**Written exercise**.
In the copy, include every entry exactly but none of the pictures.

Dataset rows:

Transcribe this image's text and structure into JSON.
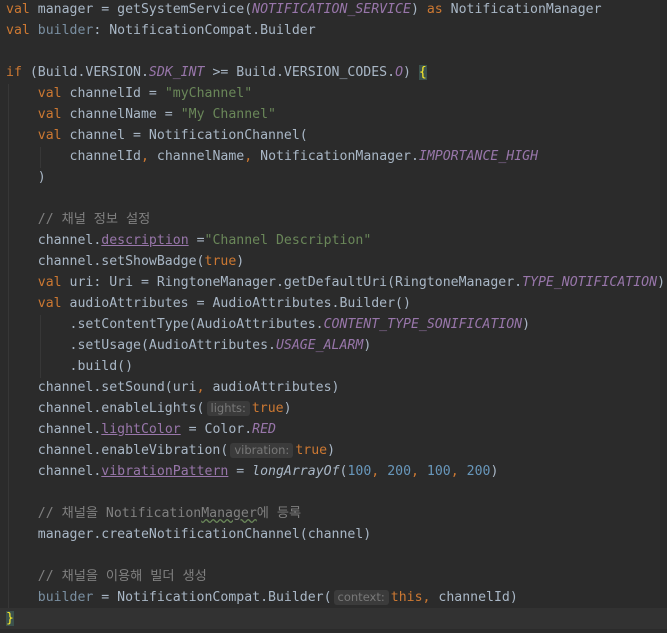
{
  "editor": {
    "lines": [
      [
        [
          "kw",
          "val "
        ],
        [
          "idt",
          "manager = getSystemService("
        ],
        [
          "cst",
          "NOTIFICATION_SERVICE"
        ],
        [
          "idt",
          ") "
        ],
        [
          "kw",
          "as "
        ],
        [
          "idt",
          "NotificationManager"
        ]
      ],
      [
        [
          "kw",
          "val "
        ],
        [
          "dim",
          "builder"
        ],
        [
          "idt",
          ": NotificationCompat.Builder"
        ]
      ],
      [],
      [
        [
          "kw",
          "if "
        ],
        [
          "idt",
          "(Build.VERSION."
        ],
        [
          "cst",
          "SDK_INT"
        ],
        [
          "idt",
          " >= Build.VERSION_CODES."
        ],
        [
          "cst",
          "O"
        ],
        [
          "idt",
          ") "
        ],
        [
          "brace",
          "{"
        ]
      ],
      [
        [
          "sp",
          "    "
        ],
        [
          "kw",
          "val "
        ],
        [
          "idt",
          "channelId = "
        ],
        [
          "str",
          "\"myChannel\""
        ]
      ],
      [
        [
          "sp",
          "    "
        ],
        [
          "kw",
          "val "
        ],
        [
          "idt",
          "channelName = "
        ],
        [
          "str",
          "\"My Channel\""
        ]
      ],
      [
        [
          "sp",
          "    "
        ],
        [
          "kw",
          "val "
        ],
        [
          "idt",
          "channel = NotificationChannel("
        ]
      ],
      [
        [
          "sp",
          "        "
        ],
        [
          "idt",
          "channelId"
        ],
        [
          "kw",
          ", "
        ],
        [
          "idt",
          "channelName"
        ],
        [
          "kw",
          ", "
        ],
        [
          "idt",
          "NotificationManager."
        ],
        [
          "cst",
          "IMPORTANCE_HIGH"
        ]
      ],
      [
        [
          "sp",
          "    "
        ],
        [
          "idt",
          ")"
        ]
      ],
      [],
      [
        [
          "sp",
          "    "
        ],
        [
          "cmt",
          "// 채널 정보 설정"
        ]
      ],
      [
        [
          "sp",
          "    "
        ],
        [
          "idt",
          "channel."
        ],
        [
          "prp",
          "description"
        ],
        [
          "idt",
          " ="
        ],
        [
          "str",
          "\"Channel Description\""
        ]
      ],
      [
        [
          "sp",
          "    "
        ],
        [
          "idt",
          "channel.setShowBadge("
        ],
        [
          "kw",
          "true"
        ],
        [
          "idt",
          ")"
        ]
      ],
      [
        [
          "sp",
          "    "
        ],
        [
          "kw",
          "val "
        ],
        [
          "idt",
          "uri: Uri = RingtoneManager.getDefaultUri(RingtoneManager."
        ],
        [
          "cst",
          "TYPE_NOTIFICATION"
        ],
        [
          "idt",
          ")"
        ]
      ],
      [
        [
          "sp",
          "    "
        ],
        [
          "kw",
          "val "
        ],
        [
          "idt",
          "audioAttributes = AudioAttributes.Builder()"
        ]
      ],
      [
        [
          "sp",
          "        "
        ],
        [
          "idt",
          ".setContentType(AudioAttributes."
        ],
        [
          "cst",
          "CONTENT_TYPE_SONIFICATION"
        ],
        [
          "idt",
          ")"
        ]
      ],
      [
        [
          "sp",
          "        "
        ],
        [
          "idt",
          ".setUsage(AudioAttributes."
        ],
        [
          "cst",
          "USAGE_ALARM"
        ],
        [
          "idt",
          ")"
        ]
      ],
      [
        [
          "sp",
          "        "
        ],
        [
          "idt",
          ".build()"
        ]
      ],
      [
        [
          "sp",
          "    "
        ],
        [
          "idt",
          "channel.setSound(uri"
        ],
        [
          "kw",
          ", "
        ],
        [
          "idt",
          "audioAttributes)"
        ]
      ],
      [
        [
          "sp",
          "    "
        ],
        [
          "idt",
          "channel.enableLights("
        ],
        [
          "hint",
          "lights:"
        ],
        [
          "kw",
          "true"
        ],
        [
          "idt",
          ")"
        ]
      ],
      [
        [
          "sp",
          "    "
        ],
        [
          "idt",
          "channel."
        ],
        [
          "prp",
          "lightColor"
        ],
        [
          "idt",
          " = Color."
        ],
        [
          "cst",
          "RED"
        ]
      ],
      [
        [
          "sp",
          "    "
        ],
        [
          "idt",
          "channel.enableVibration("
        ],
        [
          "hint",
          "vibration:"
        ],
        [
          "kw",
          "true"
        ],
        [
          "idt",
          ")"
        ]
      ],
      [
        [
          "sp",
          "    "
        ],
        [
          "idt",
          "channel."
        ],
        [
          "prp",
          "vibrationPattern"
        ],
        [
          "idt",
          " = "
        ],
        [
          "fni",
          "longArrayOf"
        ],
        [
          "idt",
          "("
        ],
        [
          "num",
          "100"
        ],
        [
          "kw",
          ", "
        ],
        [
          "num",
          "200"
        ],
        [
          "kw",
          ", "
        ],
        [
          "num",
          "100"
        ],
        [
          "kw",
          ", "
        ],
        [
          "num",
          "200"
        ],
        [
          "idt",
          ")"
        ]
      ],
      [],
      [
        [
          "sp",
          "    "
        ],
        [
          "cmt",
          "// 채널을 Notification"
        ],
        [
          "cmtsq",
          "Manager"
        ],
        [
          "cmt",
          "에 등록"
        ]
      ],
      [
        [
          "sp",
          "    "
        ],
        [
          "idt",
          "manager.createNotificationChannel(channel)"
        ]
      ],
      [],
      [
        [
          "sp",
          "    "
        ],
        [
          "cmt",
          "// 채널을 이용해 빌더 생성"
        ]
      ],
      [
        [
          "sp",
          "    "
        ],
        [
          "dim",
          "builder"
        ],
        [
          "idt",
          " = NotificationCompat.Builder("
        ],
        [
          "hint",
          "context:"
        ],
        [
          "kw",
          "this"
        ],
        [
          "kw",
          ", "
        ],
        [
          "idt",
          "channelId)"
        ]
      ],
      [
        [
          "brace",
          "}"
        ]
      ]
    ],
    "current_line": 29,
    "colors": {
      "background": "#2b2b2b",
      "keyword": "#cc7832",
      "string": "#6a8759",
      "number": "#6897bb",
      "constant": "#9876aa",
      "comment": "#808080"
    }
  }
}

**Exercise solution**.
Transcribe this image's text and structure into JSON.
{
  "editor": {
    "lines": [
      [
        [
          "kw",
          "val "
        ],
        [
          "idt",
          "manager = getSystemService("
        ],
        [
          "cst",
          "NOTIFICATION_SERVICE"
        ],
        [
          "idt",
          ") "
        ],
        [
          "kw",
          "as "
        ],
        [
          "idt",
          "NotificationManager"
        ]
      ],
      [
        [
          "kw",
          "val "
        ],
        [
          "dim",
          "builder"
        ],
        [
          "idt",
          ": NotificationCompat.Builder"
        ]
      ],
      [],
      [
        [
          "kw",
          "if "
        ],
        [
          "idt",
          "(Build.VERSION."
        ],
        [
          "cst",
          "SDK_INT"
        ],
        [
          "idt",
          " >= Build.VERSION_CODES."
        ],
        [
          "cst",
          "O"
        ],
        [
          "idt",
          ") "
        ],
        [
          "brace",
          "{"
        ]
      ],
      [
        [
          "sp",
          "    "
        ],
        [
          "kw",
          "val "
        ],
        [
          "idt",
          "channelId = "
        ],
        [
          "str",
          "\"myChannel\""
        ]
      ],
      [
        [
          "sp",
          "    "
        ],
        [
          "kw",
          "val "
        ],
        [
          "idt",
          "channelName = "
        ],
        [
          "str",
          "\"My Channel\""
        ]
      ],
      [
        [
          "sp",
          "    "
        ],
        [
          "kw",
          "val "
        ],
        [
          "idt",
          "channel = NotificationChannel("
        ]
      ],
      [
        [
          "sp",
          "        "
        ],
        [
          "idt",
          "channelId"
        ],
        [
          "kw",
          ", "
        ],
        [
          "idt",
          "channelName"
        ],
        [
          "kw",
          ", "
        ],
        [
          "idt",
          "NotificationManager."
        ],
        [
          "cst",
          "IMPORTANCE_HIGH"
        ]
      ],
      [
        [
          "sp",
          "    "
        ],
        [
          "idt",
          ")"
        ]
      ],
      [],
      [
        [
          "sp",
          "    "
        ],
        [
          "cmt",
          "// 채널 정보 설정"
        ]
      ],
      [
        [
          "sp",
          "    "
        ],
        [
          "idt",
          "channel."
        ],
        [
          "prp",
          "description"
        ],
        [
          "idt",
          " ="
        ],
        [
          "str",
          "\"Channel Description\""
        ]
      ],
      [
        [
          "sp",
          "    "
        ],
        [
          "idt",
          "channel.setShowBadge("
        ],
        [
          "kw",
          "true"
        ],
        [
          "idt",
          ")"
        ]
      ],
      [
        [
          "sp",
          "    "
        ],
        [
          "kw",
          "val "
        ],
        [
          "idt",
          "uri: Uri = RingtoneManager.getDefaultUri(RingtoneManager."
        ],
        [
          "cst",
          "TYPE_NOTIFICATION"
        ],
        [
          "idt",
          ")"
        ]
      ],
      [
        [
          "sp",
          "    "
        ],
        [
          "kw",
          "val "
        ],
        [
          "idt",
          "audioAttributes = AudioAttributes.Builder()"
        ]
      ],
      [
        [
          "sp",
          "        "
        ],
        [
          "idt",
          ".setContentType(AudioAttributes."
        ],
        [
          "cst",
          "CONTENT_TYPE_SONIFICATION"
        ],
        [
          "idt",
          ")"
        ]
      ],
      [
        [
          "sp",
          "        "
        ],
        [
          "idt",
          ".setUsage(AudioAttributes."
        ],
        [
          "cst",
          "USAGE_ALARM"
        ],
        [
          "idt",
          ")"
        ]
      ],
      [
        [
          "sp",
          "        "
        ],
        [
          "idt",
          ".build()"
        ]
      ],
      [
        [
          "sp",
          "    "
        ],
        [
          "idt",
          "channel.setSound(uri"
        ],
        [
          "kw",
          ", "
        ],
        [
          "idt",
          "audioAttributes)"
        ]
      ],
      [
        [
          "sp",
          "    "
        ],
        [
          "idt",
          "channel.enableLights("
        ],
        [
          "hint",
          "lights:"
        ],
        [
          "kw",
          "true"
        ],
        [
          "idt",
          ")"
        ]
      ],
      [
        [
          "sp",
          "    "
        ],
        [
          "idt",
          "channel."
        ],
        [
          "prp",
          "lightColor"
        ],
        [
          "idt",
          " = Color."
        ],
        [
          "cst",
          "RED"
        ]
      ],
      [
        [
          "sp",
          "    "
        ],
        [
          "idt",
          "channel.enableVibration("
        ],
        [
          "hint",
          "vibration:"
        ],
        [
          "kw",
          "true"
        ],
        [
          "idt",
          ")"
        ]
      ],
      [
        [
          "sp",
          "    "
        ],
        [
          "idt",
          "channel."
        ],
        [
          "prp",
          "vibrationPattern"
        ],
        [
          "idt",
          " = "
        ],
        [
          "fni",
          "longArrayOf"
        ],
        [
          "idt",
          "("
        ],
        [
          "num",
          "100"
        ],
        [
          "kw",
          ", "
        ],
        [
          "num",
          "200"
        ],
        [
          "kw",
          ", "
        ],
        [
          "num",
          "100"
        ],
        [
          "kw",
          ", "
        ],
        [
          "num",
          "200"
        ],
        [
          "idt",
          ")"
        ]
      ],
      [],
      [
        [
          "sp",
          "    "
        ],
        [
          "cmt",
          "// 채널을 Notification"
        ],
        [
          "cmtsq",
          "Manager"
        ],
        [
          "cmt",
          "에 등록"
        ]
      ],
      [
        [
          "sp",
          "    "
        ],
        [
          "idt",
          "manager.createNotificationChannel(channel)"
        ]
      ],
      [],
      [
        [
          "sp",
          "    "
        ],
        [
          "cmt",
          "// 채널을 이용해 빌더 생성"
        ]
      ],
      [
        [
          "sp",
          "    "
        ],
        [
          "dim",
          "builder"
        ],
        [
          "idt",
          " = NotificationCompat.Builder("
        ],
        [
          "hint",
          "context:"
        ],
        [
          "kw",
          "this"
        ],
        [
          "kw",
          ", "
        ],
        [
          "idt",
          "channelId)"
        ]
      ],
      [
        [
          "brace",
          "}"
        ]
      ]
    ],
    "current_line": 29,
    "colors": {
      "background": "#2b2b2b",
      "keyword": "#cc7832",
      "string": "#6a8759",
      "number": "#6897bb",
      "constant": "#9876aa",
      "comment": "#808080"
    }
  }
}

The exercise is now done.